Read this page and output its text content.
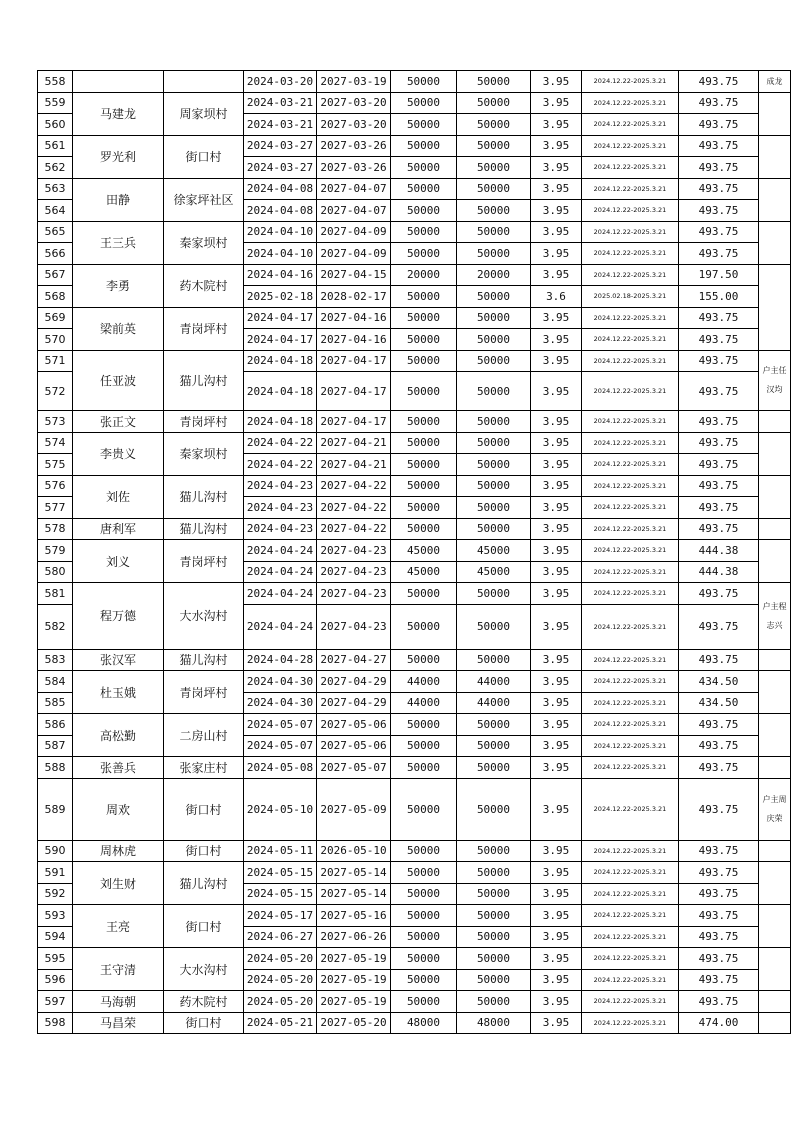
558			2024-03-20	2027-03-19	50000	50000	3.95	2024.12.22-2025.3.21	493.75	成龙
559	马建龙	周家坝村	2024-03-21	2027-03-20	50000	50000	3.95	2024.12.22-2025.3.21	493.75	
560			2024-03-21	2027-03-20	50000	50000	3.95	2024.12.22-2025.3.21	493.75	
561	罗光利	街口村	2024-03-27	2027-03-26	50000	50000	3.95	2024.12.22-2025.3.21	493.75	
562			2024-03-27	2027-03-26	50000	50000	3.95	2024.12.22-2025.3.21	493.75	
563	田静	徐家坪社区	2024-04-08	2027-04-07	50000	50000	3.95	2024.12.22-2025.3.21	493.75	
564			2024-04-08	2027-04-07	50000	50000	3.95	2024.12.22-2025.3.21	493.75	
565	王三兵	秦家坝村	2024-04-10	2027-04-09	50000	50000	3.95	2024.12.22-2025.3.21	493.75	
566			2024-04-10	2027-04-09	50000	50000	3.95	2024.12.22-2025.3.21	493.75	
567	李勇	药木院村	2024-04-16	2027-04-15	20000	20000	3.95	2024.12.22-2025.3.21	197.50	
568			2025-02-18	2028-02-17	50000	50000	3.6	2025.02.18-2025.3.21	155.00	
569	梁前英	青岗坪村	2024-04-17	2027-04-16	50000	50000	3.95	2024.12.22-2025.3.21	493.75	
570			2024-04-17	2027-04-16	50000	50000	3.95	2024.12.22-2025.3.21	493.75	
571	任亚波	猫儿沟村	2024-04-18	2027-04-17	50000	50000	3.95	2024.12.22-2025.3.21	493.75	户主任汉均
572			2024-04-18	2027-04-17	50000	50000	3.95	2024.12.22-2025.3.21	493.75	
573	张正文	青岗坪村	2024-04-18	2027-04-17	50000	50000	3.95	2024.12.22-2025.3.21	493.75	
574	李贵义	秦家坝村	2024-04-22	2027-04-21	50000	50000	3.95	2024.12.22-2025.3.21	493.75	
575			2024-04-22	2027-04-21	50000	50000	3.95	2024.12.22-2025.3.21	493.75	
576	刘佐	猫儿沟村	2024-04-23	2027-04-22	50000	50000	3.95	2024.12.22-2025.3.21	493.75	
577			2024-04-23	2027-04-22	50000	50000	3.95	2024.12.22-2025.3.21	493.75	
578	唐利军	猫儿沟村	2024-04-23	2027-04-22	50000	50000	3.95	2024.12.22-2025.3.21	493.75	
579	刘义	青岗坪村	2024-04-24	2027-04-23	45000	45000	3.95	2024.12.22-2025.3.21	444.38	
580			2024-04-24	2027-04-23	45000	45000	3.95	2024.12.22-2025.3.21	444.38	
581	程万德	大水沟村	2024-04-24	2027-04-23	50000	50000	3.95	2024.12.22-2025.3.21	493.75	户主程志兴
582			2024-04-24	2027-04-23	50000	50000	3.95	2024.12.22-2025.3.21	493.75	
583	张汉军	猫儿沟村	2024-04-28	2027-04-27	50000	50000	3.95	2024.12.22-2025.3.21	493.75	
584	杜玉娥	青岗坪村	2024-04-30	2027-04-29	44000	44000	3.95	2024.12.22-2025.3.21	434.50	
585			2024-04-30	2027-04-29	44000	44000	3.95	2024.12.22-2025.3.21	434.50	
586	高松勤	二房山村	2024-05-07	2027-05-06	50000	50000	3.95	2024.12.22-2025.3.21	493.75	
587			2024-05-07	2027-05-06	50000	50000	3.95	2024.12.22-2025.3.21	493.75	
588	张善兵	张家庄村	2024-05-08	2027-05-07	50000	50000	3.95	2024.12.22-2025.3.21	493.75	
589	周欢	街口村	2024-05-10	2027-05-09	50000	50000	3.95	2024.12.22-2025.3.21	493.75	户主周庆荣
590	周林虎	街口村	2024-05-11	2026-05-10	50000	50000	3.95	2024.12.22-2025.3.21	493.75	
591	刘生财	猫儿沟村	2024-05-15	2027-05-14	50000	50000	3.95	2024.12.22-2025.3.21	493.75	
592			2024-05-15	2027-05-14	50000	50000	3.95	2024.12.22-2025.3.21	493.75	
593	王亮	街口村	2024-05-17	2027-05-16	50000	50000	3.95	2024.12.22-2025.3.21	493.75	
594			2024-06-27	2027-06-26	50000	50000	3.95	2024.12.22-2025.3.21	493.75	
595	王守清	大水沟村	2024-05-20	2027-05-19	50000	50000	3.95	2024.12.22-2025.3.21	493.75	
596			2024-05-20	2027-05-19	50000	50000	3.95	2024.12.22-2025.3.21	493.75	
597	马海朝	药木院村	2024-05-20	2027-05-19	50000	50000	3.95	2024.12.22-2025.3.21	493.75	
598	马昌荣	街口村	2024-05-21	2027-05-20	48000	48000	3.95	2024.12.22-2025.3.21	474.00	
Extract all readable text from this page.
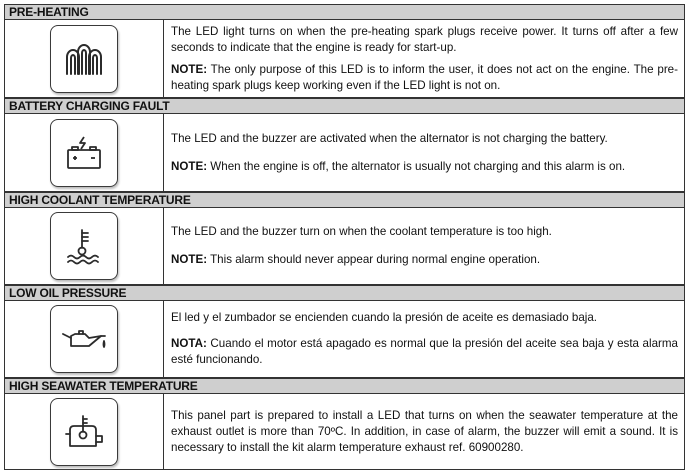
PRE-HEATING

The LED light turns on when the pre-heating spark plugs receive power. It turns off after a few seconds to indicate that the engine is ready for start-up.

NOTE: The only purpose of this LED is to inform the user, it does not act on the engine. The pre-heating spark plugs keep working even if the LED light is not on.

BATTERY CHARGING FAULT

The LED and the buzzer are activated when the alternator is not charging the battery.

NOTE: When the engine is off, the alternator is usually not charging and this alarm is on.

HIGH COOLANT TEMPERATURE

The LED and the buzzer turn on when the coolant temperature is too high.

NOTE: This alarm should never appear during normal engine operation.

LOW OIL PRESSURE

El led y el zumbador se encienden cuando la presión de aceite es demasiado baja.

NOTA: Cuando el motor está apagado es normal que la presión del aceite sea baja y esta alarma esté funcionando.

HIGH SEAWATER TEMPERATURE

This panel part is prepared to install a LED that turns on when the seawater temperature at the exhaust outlet is more than 70ºC. In addition, in case of alarm, the buzzer will emit a sound. It is necessary to install the kit alarm temperature exhaust ref. 60900280.
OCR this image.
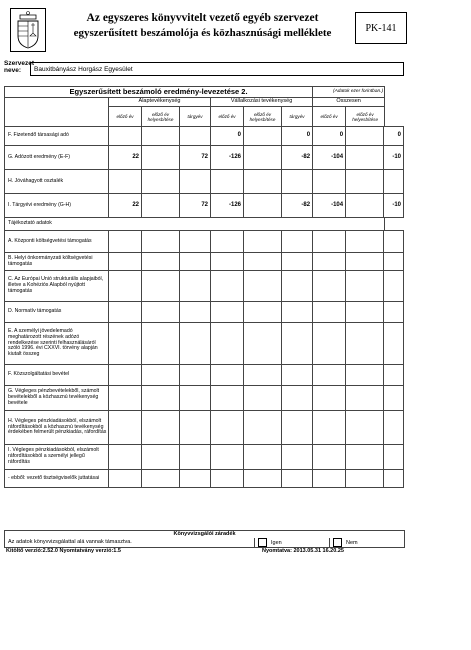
Az egyszeres könyvvitelt vezető egyéb szervezet
egyszerűsített beszámolója és közhasznúsági melléklete	PK-141
Szervezet
neve:	Bauxitbányász Horgász Egyesület
Egyszerűsített beszámoló eredmény-levezetése 2.							(Adatok ezer forintban.)		
	Alaptevékenység			Vállalkozási tevékenység			Összesen		
	előző év	előző év helyesbítése	tárgyév	előző év	előző év helyesbítése	tárgyév	előző év	előző év helyesbítése	
F. Fizetendő társasági adó				0		0	0		0
G. Adózott eredmény (E-F)	22		72	-126		-82	-104		-10
H. Jóváhagyott osztalék									
I. Tárgyévi eredmény (G-H)	22		72	-126		-82	-104		-10
Tájékoztató adatok									
A. Központi költségvetési támogatás									
B. Helyi önkormányzati költségvetési támogatás									
C. Az Európai Unió strukturális alapjaiból, illetve a Kohéziós Alapból nyújtott támogatás									
D. Normatív támogatás									
E. A személyi jövedelemadó meghatározott részének adózó rendelkezése szerinti felhasználásáról szóló 1996. évi CXXVI. törvény alapján kiutalt összeg									
F. Közszolgáltatási bevétel									
G. Végleges pénzbevételekből, számolt bevételekből a közhasznú tevékenység bevétele									
H. Végleges pénzkiadásokból, elszámolt ráfordításokból a közhasznú tevékenység érdekében felmerült pénzkiadás, ráfordítás									
I. Végleges pénzkiadásokból, elszámolt ráfordításokból a személyi jellegű ráfordítás									
- ebből: vezető tisztségviselők juttatásai									
Könyvvizsgálói záradék
Az adatok könyvvizsgálattal alá vannak támasztva.	Igen	Nem
Kitöltő verzió:2.52.0 Nyomtatvány verzió:1.5	Nyomtatva: 2013.05.31 16.20.25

- [Given instruction]:
Your task is to copy the entries in full and exactly, without any images.

- [Response to the exercise]:
Read this page and output its text content.
558			2024-03-20	2027-03-19	50000	50000	3.95	2024.12.22-2025.3.21	493.75	成龙
559	马建龙	周家坝村	2024-03-21	2027-03-20	50000	50000	3.95	2024.12.22-2025.3.21	493.75	
560			2024-03-21	2027-03-20	50000	50000	3.95	2024.12.22-2025.3.21	493.75	
561	罗光利	街口村	2024-03-27	2027-03-26	50000	50000	3.95	2024.12.22-2025.3.21	493.75	
562			2024-03-27	2027-03-26	50000	50000	3.95	2024.12.22-2025.3.21	493.75	
563	田静	徐家坪社区	2024-04-08	2027-04-07	50000	50000	3.95	2024.12.22-2025.3.21	493.75	
564			2024-04-08	2027-04-07	50000	50000	3.95	2024.12.22-2025.3.21	493.75	
565	王三兵	秦家坝村	2024-04-10	2027-04-09	50000	50000	3.95	2024.12.22-2025.3.21	493.75	
566			2024-04-10	2027-04-09	50000	50000	3.95	2024.12.22-2025.3.21	493.75	
567	李勇	药木院村	2024-04-16	2027-04-15	20000	20000	3.95	2024.12.22-2025.3.21	197.50	
568			2025-02-18	2028-02-17	50000	50000	3.6	2025.02.18-2025.3.21	155.00	
569	梁前英	青岗坪村	2024-04-17	2027-04-16	50000	50000	3.95	2024.12.22-2025.3.21	493.75	
570			2024-04-17	2027-04-16	50000	50000	3.95	2024.12.22-2025.3.21	493.75	
571	任亚波	猫儿沟村	2024-04-18	2027-04-17	50000	50000	3.95	2024.12.22-2025.3.21	493.75	户主任汉均
572			2024-04-18	2027-04-17	50000	50000	3.95	2024.12.22-2025.3.21	493.75	
573	张正文	青岗坪村	2024-04-18	2027-04-17	50000	50000	3.95	2024.12.22-2025.3.21	493.75	
574	李贵义	秦家坝村	2024-04-22	2027-04-21	50000	50000	3.95	2024.12.22-2025.3.21	493.75	
575			2024-04-22	2027-04-21	50000	50000	3.95	2024.12.22-2025.3.21	493.75	
576	刘佐	猫儿沟村	2024-04-23	2027-04-22	50000	50000	3.95	2024.12.22-2025.3.21	493.75	
577			2024-04-23	2027-04-22	50000	50000	3.95	2024.12.22-2025.3.21	493.75	
578	唐利军	猫儿沟村	2024-04-23	2027-04-22	50000	50000	3.95	2024.12.22-2025.3.21	493.75	
579	刘义	青岗坪村	2024-04-24	2027-04-23	45000	45000	3.95	2024.12.22-2025.3.21	444.38	
580			2024-04-24	2027-04-23	45000	45000	3.95	2024.12.22-2025.3.21	444.38	
581	程万德	大水沟村	2024-04-24	2027-04-23	50000	50000	3.95	2024.12.22-2025.3.21	493.75	户主程志兴
582			2024-04-24	2027-04-23	50000	50000	3.95	2024.12.22-2025.3.21	493.75	
583	张汉军	猫儿沟村	2024-04-28	2027-04-27	50000	50000	3.95	2024.12.22-2025.3.21	493.75	
584	杜玉娥	青岗坪村	2024-04-30	2027-04-29	44000	44000	3.95	2024.12.22-2025.3.21	434.50	
585			2024-04-30	2027-04-29	44000	44000	3.95	2024.12.22-2025.3.21	434.50	
586	高松勤	二房山村	2024-05-07	2027-05-06	50000	50000	3.95	2024.12.22-2025.3.21	493.75	
587			2024-05-07	2027-05-06	50000	50000	3.95	2024.12.22-2025.3.21	493.75	
588	张善兵	张家庄村	2024-05-08	2027-05-07	50000	50000	3.95	2024.12.22-2025.3.21	493.75	
589	周欢	街口村	2024-05-10	2027-05-09	50000	50000	3.95	2024.12.22-2025.3.21	493.75	户主周庆荣
590	周林虎	街口村	2024-05-11	2026-05-10	50000	50000	3.95	2024.12.22-2025.3.21	493.75	
591	刘生财	猫儿沟村	2024-05-15	2027-05-14	50000	50000	3.95	2024.12.22-2025.3.21	493.75	
592			2024-05-15	2027-05-14	50000	50000	3.95	2024.12.22-2025.3.21	493.75	
593	王亮	街口村	2024-05-17	2027-05-16	50000	50000	3.95	2024.12.22-2025.3.21	493.75	
594			2024-06-27	2027-06-26	50000	50000	3.95	2024.12.22-2025.3.21	493.75	
595	王守清	大水沟村	2024-05-20	2027-05-19	50000	50000	3.95	2024.12.22-2025.3.21	493.75	
596			2024-05-20	2027-05-19	50000	50000	3.95	2024.12.22-2025.3.21	493.75	
597	马海朝	药木院村	2024-05-20	2027-05-19	50000	50000	3.95	2024.12.22-2025.3.21	493.75	
598	马昌荣	街口村	2024-05-21	2027-05-20	48000	48000	3.95	2024.12.22-2025.3.21	474.00	
Extract all readable text from this page.
PRE-HEATING

The LED light turns on when the pre-heating spark plugs receive power. It turns off after a few seconds to indicate that the engine is ready for start-up.

NOTE: The only purpose of this LED is to inform the user, it does not act on the engine. The pre-heating spark plugs keep working even if the LED light is not on.

BATTERY CHARGING FAULT

The LED and the buzzer are activated when the alternator is not charging the battery.

NOTE: When the engine is off, the alternator is usually not charging and this alarm is on.

HIGH COOLANT TEMPERATURE

The LED and the buzzer turn on when the coolant temperature is too high.

NOTE: This alarm should never appear during normal engine operation.

LOW OIL PRESSURE

El led y el zumbador se encienden cuando la presión de aceite es demasiado baja.

NOTA: Cuando el motor está apagado es normal que la presión del aceite sea baja y esta alarma esté funcionando.

HIGH SEAWATER TEMPERATURE

This panel part is prepared to install a LED that turns on when the seawater temperature at the exhaust outlet is more than 70ºC. In addition, in case of alarm, the buzzer will emit a sound. It is necessary to install the kit alarm temperature exhaust ref. 60900280.
OCR this image.
Az egyszeres könyvvitelt vezető egyéb szervezet
egyszerűsített beszámolója és közhasznúsági melléklete	PK-141
Szervezet
neve:	Bauxitbányász Horgász Egyesület
Egyszerűsített beszámoló eredmény-levezetése 2.							(Adatok ezer forintban.)		
	Alaptevékenység			Vállalkozási tevékenység			Összesen		
	előző év	előző év helyesbítése	tárgyév	előző év	előző év helyesbítése	tárgyév	előző év	előző év helyesbítése	
F. Fizetendő társasági adó				0		0	0		0
G. Adózott eredmény (E-F)	22		72	-126		-82	-104		-10
H. Jóváhagyott osztalék									
I. Tárgyévi eredmény (G-H)	22		72	-126		-82	-104		-10
Tájékoztató adatok									
A. Központi költségvetési támogatás									
B. Helyi önkormányzati költségvetési támogatás									
C. Az Európai Unió strukturális alapjaiból, illetve a Kohéziós Alapból nyújtott támogatás									
D. Normatív támogatás									
E. A személyi jövedelemadó meghatározott részének adózó rendelkezése szerinti felhasználásáról szóló 1996. évi CXXVI. törvény alapján kiutalt összeg									
F. Közszolgáltatási bevétel									
G. Végleges pénzbevételekből, számolt bevételekből a közhasznú tevékenység bevétele									
H. Végleges pénzkiadásokból, elszámolt ráfordításokból a közhasznú tevékenység érdekében felmerült pénzkiadás, ráfordítás									
I. Végleges pénzkiadásokból, elszámolt ráfordításokból a személyi jellegű ráfordítás									
- ebből: vezető tisztségviselők juttatásai									
Könyvvizsgálói záradék
Az adatok könyvvizsgálattal alá vannak támasztva.	Igen	Nem
Kitöltő verzió:2.52.0 Nyomtatvány verzió:1.5	Nyomtatva: 2013.05.31 16.20.25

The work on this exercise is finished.